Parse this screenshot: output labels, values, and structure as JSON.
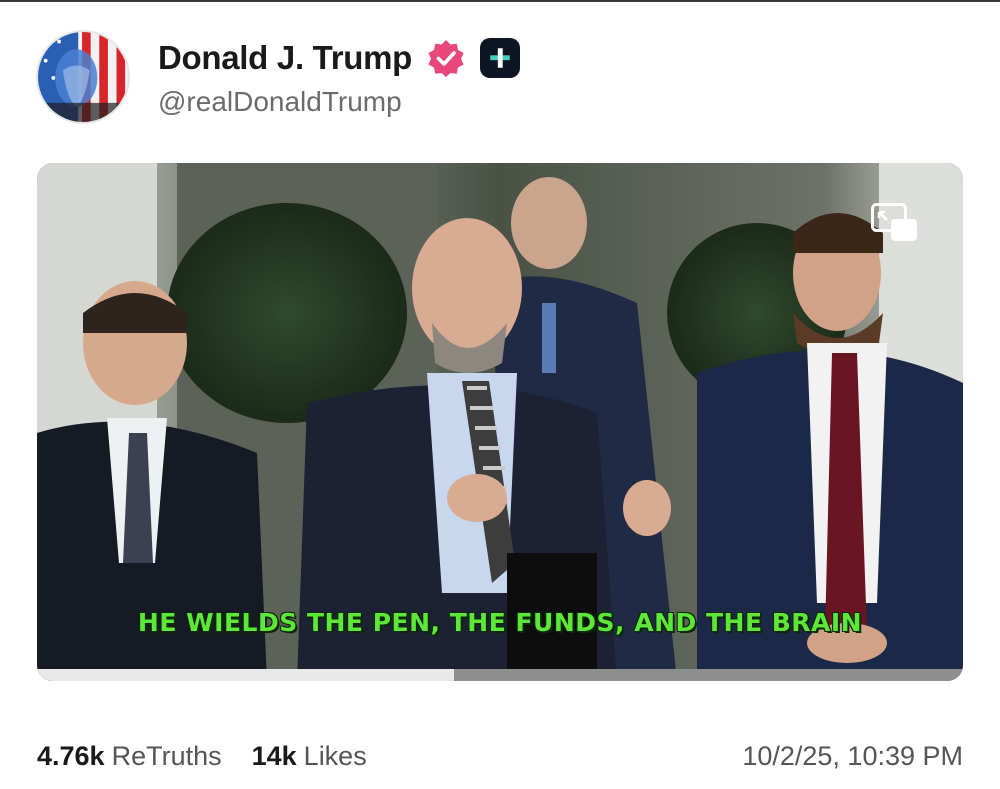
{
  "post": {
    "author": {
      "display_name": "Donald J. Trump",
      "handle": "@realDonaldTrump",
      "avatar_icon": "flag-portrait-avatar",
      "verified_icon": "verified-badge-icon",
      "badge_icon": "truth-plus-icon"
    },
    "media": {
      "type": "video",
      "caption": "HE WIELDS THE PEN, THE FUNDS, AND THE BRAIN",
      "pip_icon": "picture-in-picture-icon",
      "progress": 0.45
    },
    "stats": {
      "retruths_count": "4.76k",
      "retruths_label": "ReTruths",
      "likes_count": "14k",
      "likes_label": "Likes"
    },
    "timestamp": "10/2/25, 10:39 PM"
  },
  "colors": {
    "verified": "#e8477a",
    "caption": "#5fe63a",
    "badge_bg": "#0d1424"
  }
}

---

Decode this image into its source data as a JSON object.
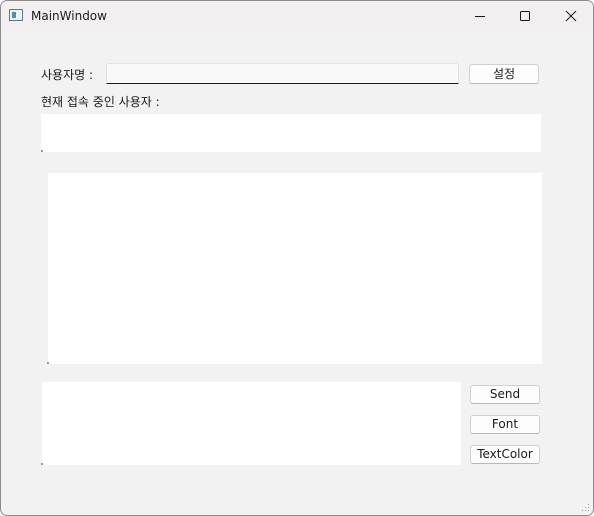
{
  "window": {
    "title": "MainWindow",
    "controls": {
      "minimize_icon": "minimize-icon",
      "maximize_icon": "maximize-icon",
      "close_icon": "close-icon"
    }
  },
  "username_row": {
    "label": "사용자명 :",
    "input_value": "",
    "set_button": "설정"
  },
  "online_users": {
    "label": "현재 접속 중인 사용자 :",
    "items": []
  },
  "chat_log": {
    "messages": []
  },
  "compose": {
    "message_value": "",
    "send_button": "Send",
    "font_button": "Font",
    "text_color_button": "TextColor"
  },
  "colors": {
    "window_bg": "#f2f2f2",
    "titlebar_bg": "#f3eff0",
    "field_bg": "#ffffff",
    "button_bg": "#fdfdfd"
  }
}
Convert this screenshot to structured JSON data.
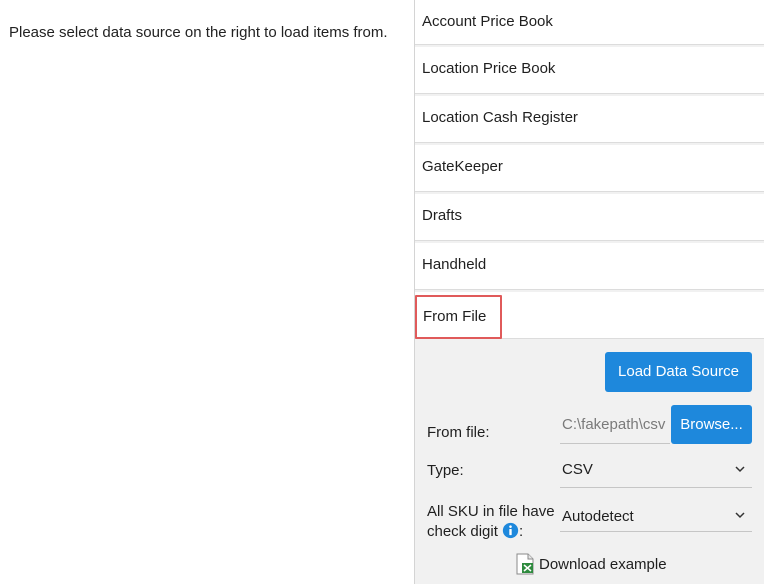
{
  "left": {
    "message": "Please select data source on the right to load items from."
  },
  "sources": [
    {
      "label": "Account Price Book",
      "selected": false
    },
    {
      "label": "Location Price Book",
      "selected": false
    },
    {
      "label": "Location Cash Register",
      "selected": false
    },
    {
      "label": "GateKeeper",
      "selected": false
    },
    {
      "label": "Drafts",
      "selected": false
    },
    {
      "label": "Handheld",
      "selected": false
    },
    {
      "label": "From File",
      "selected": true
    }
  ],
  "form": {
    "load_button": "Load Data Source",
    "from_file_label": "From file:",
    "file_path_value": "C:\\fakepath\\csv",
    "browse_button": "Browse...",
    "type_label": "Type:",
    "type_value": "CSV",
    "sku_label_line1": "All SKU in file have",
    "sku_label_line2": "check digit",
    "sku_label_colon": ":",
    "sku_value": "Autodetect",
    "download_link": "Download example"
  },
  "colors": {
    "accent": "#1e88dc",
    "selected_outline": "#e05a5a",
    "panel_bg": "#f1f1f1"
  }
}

--

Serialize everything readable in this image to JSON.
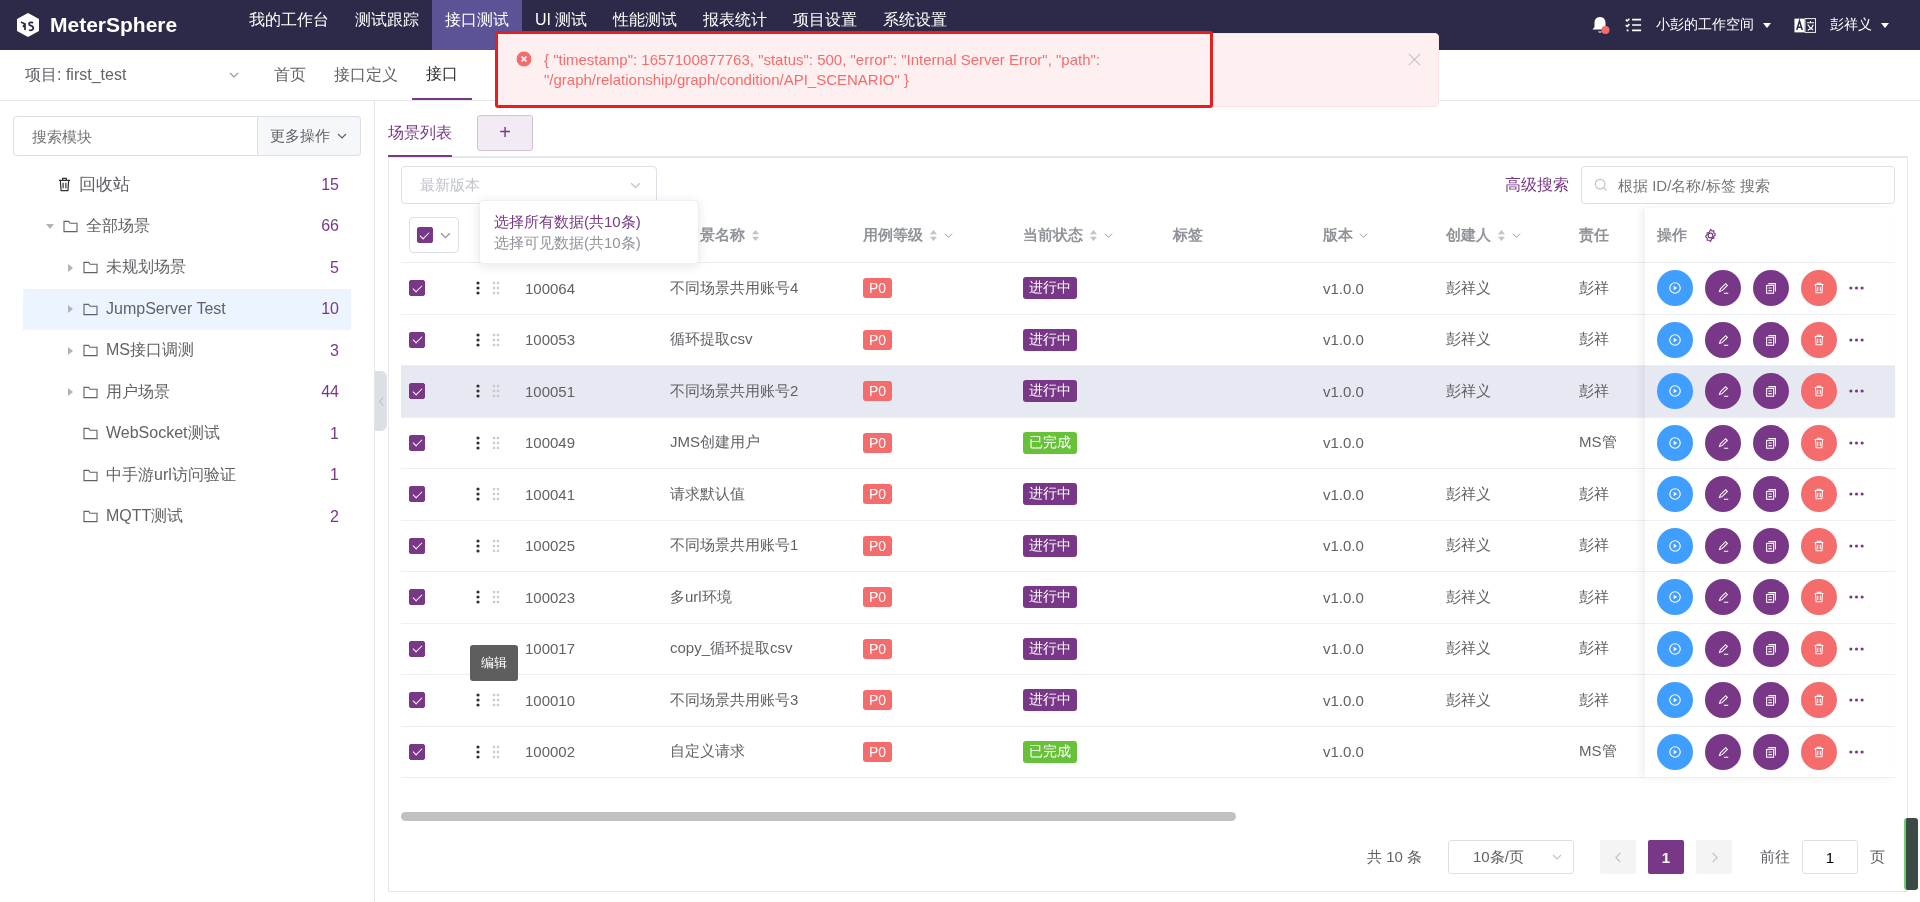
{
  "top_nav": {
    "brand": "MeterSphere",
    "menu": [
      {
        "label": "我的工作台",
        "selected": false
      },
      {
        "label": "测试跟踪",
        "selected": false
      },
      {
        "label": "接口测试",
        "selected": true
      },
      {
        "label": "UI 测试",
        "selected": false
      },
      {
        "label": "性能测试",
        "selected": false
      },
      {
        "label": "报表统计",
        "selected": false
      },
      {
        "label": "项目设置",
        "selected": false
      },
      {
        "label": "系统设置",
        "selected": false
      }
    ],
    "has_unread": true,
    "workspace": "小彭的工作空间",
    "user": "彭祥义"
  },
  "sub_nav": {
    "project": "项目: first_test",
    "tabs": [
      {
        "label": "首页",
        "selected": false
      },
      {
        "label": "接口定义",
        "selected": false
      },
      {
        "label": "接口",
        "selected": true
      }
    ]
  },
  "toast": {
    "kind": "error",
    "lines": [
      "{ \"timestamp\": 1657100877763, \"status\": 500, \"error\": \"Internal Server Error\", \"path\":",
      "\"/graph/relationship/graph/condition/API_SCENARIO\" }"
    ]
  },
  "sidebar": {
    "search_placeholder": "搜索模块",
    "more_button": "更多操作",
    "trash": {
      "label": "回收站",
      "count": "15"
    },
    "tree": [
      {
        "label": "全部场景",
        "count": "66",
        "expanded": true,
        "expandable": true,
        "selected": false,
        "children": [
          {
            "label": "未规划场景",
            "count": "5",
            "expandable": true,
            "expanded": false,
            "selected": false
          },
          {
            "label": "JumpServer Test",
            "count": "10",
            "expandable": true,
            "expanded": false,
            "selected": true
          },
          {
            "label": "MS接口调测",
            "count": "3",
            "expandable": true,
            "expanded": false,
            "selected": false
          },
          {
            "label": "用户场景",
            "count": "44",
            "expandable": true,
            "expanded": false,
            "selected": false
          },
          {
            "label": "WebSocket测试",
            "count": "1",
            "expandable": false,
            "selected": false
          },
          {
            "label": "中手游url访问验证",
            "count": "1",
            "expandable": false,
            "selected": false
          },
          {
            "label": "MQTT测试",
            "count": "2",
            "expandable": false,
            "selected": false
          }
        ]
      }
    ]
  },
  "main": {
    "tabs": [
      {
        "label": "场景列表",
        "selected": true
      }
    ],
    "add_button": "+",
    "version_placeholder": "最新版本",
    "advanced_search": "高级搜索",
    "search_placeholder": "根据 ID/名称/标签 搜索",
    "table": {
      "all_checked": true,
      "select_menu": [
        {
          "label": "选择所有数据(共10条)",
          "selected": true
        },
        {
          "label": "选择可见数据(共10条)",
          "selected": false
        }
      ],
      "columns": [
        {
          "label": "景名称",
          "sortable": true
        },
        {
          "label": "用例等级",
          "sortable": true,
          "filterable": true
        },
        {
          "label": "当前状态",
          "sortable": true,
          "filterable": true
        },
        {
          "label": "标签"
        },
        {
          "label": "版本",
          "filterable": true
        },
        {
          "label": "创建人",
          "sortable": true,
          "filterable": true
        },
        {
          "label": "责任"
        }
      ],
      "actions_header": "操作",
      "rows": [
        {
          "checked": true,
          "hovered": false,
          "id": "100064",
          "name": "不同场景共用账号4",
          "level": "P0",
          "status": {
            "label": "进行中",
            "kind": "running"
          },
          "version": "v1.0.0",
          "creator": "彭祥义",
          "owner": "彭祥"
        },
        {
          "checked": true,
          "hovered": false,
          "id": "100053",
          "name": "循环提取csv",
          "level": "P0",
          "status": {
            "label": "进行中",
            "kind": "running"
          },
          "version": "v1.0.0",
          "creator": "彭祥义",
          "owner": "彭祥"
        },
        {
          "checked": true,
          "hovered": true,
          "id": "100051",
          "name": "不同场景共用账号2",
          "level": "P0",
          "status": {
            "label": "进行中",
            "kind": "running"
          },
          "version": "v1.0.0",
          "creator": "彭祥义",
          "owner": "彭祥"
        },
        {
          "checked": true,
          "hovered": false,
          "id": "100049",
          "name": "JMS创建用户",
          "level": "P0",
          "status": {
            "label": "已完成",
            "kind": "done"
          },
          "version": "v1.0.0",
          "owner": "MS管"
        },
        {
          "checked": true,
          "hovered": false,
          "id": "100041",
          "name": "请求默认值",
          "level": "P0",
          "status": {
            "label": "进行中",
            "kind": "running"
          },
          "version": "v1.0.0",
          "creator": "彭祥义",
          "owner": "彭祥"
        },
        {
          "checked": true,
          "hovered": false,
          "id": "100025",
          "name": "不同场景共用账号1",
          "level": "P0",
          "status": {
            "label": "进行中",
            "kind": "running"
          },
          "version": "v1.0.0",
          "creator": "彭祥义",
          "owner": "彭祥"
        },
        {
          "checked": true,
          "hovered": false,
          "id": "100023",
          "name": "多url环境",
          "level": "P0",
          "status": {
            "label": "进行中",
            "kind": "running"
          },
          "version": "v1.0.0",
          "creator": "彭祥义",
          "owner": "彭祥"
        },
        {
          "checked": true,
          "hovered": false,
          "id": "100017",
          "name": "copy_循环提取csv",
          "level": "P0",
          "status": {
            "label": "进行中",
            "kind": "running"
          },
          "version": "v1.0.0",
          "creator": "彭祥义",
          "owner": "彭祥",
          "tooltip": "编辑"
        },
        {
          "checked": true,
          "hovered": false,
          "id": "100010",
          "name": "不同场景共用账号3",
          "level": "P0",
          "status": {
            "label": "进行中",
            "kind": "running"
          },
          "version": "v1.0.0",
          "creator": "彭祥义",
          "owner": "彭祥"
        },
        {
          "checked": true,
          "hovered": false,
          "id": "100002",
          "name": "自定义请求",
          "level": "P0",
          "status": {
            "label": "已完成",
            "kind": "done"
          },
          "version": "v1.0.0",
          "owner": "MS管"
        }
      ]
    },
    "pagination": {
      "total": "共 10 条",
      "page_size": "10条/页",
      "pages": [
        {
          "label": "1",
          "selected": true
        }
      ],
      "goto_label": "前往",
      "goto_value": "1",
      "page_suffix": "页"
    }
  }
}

__THE EXERCISE__
Show every line from the entries above in which "Price" appears.

__TASK SOLUTION__
      "label": "Account Price Book",
      "label": "Location Price Book",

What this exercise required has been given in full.